What to produce - Copy out every line of the data exactly.

Records for this task -
>>

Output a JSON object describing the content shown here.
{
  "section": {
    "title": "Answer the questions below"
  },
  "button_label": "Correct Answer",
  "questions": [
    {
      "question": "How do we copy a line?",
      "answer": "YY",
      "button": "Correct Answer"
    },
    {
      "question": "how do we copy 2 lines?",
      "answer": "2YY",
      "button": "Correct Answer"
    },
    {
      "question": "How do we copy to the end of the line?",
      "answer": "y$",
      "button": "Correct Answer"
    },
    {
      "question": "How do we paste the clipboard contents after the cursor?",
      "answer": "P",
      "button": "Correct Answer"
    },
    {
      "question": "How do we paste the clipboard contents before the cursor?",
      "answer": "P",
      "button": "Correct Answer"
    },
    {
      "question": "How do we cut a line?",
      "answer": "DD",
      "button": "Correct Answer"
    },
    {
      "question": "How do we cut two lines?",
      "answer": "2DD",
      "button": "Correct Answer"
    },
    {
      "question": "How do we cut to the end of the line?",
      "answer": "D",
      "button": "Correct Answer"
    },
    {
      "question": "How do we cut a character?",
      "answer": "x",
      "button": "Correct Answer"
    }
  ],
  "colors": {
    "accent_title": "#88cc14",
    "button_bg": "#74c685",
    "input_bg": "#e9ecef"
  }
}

<<

Final result -
Output a JSON object describing the content shown here.
{
  "section": {
    "title": "Answer the questions below"
  },
  "button_label": "Correct Answer",
  "questions": [
    {
      "question": "How do we copy a line?",
      "answer": "YY",
      "button": "Correct Answer"
    },
    {
      "question": "how do we copy 2 lines?",
      "answer": "2YY",
      "button": "Correct Answer"
    },
    {
      "question": "How do we copy to the end of the line?",
      "answer": "y$",
      "button": "Correct Answer"
    },
    {
      "question": "How do we paste the clipboard contents after the cursor?",
      "answer": "P",
      "button": "Correct Answer"
    },
    {
      "question": "How do we paste the clipboard contents before the cursor?",
      "answer": "P",
      "button": "Correct Answer"
    },
    {
      "question": "How do we cut a line?",
      "answer": "DD",
      "button": "Correct Answer"
    },
    {
      "question": "How do we cut two lines?",
      "answer": "2DD",
      "button": "Correct Answer"
    },
    {
      "question": "How do we cut to the end of the line?",
      "answer": "D",
      "button": "Correct Answer"
    },
    {
      "question": "How do we cut a character?",
      "answer": "x",
      "button": "Correct Answer"
    }
  ],
  "colors": {
    "accent_title": "#88cc14",
    "button_bg": "#74c685",
    "input_bg": "#e9ecef"
  }
}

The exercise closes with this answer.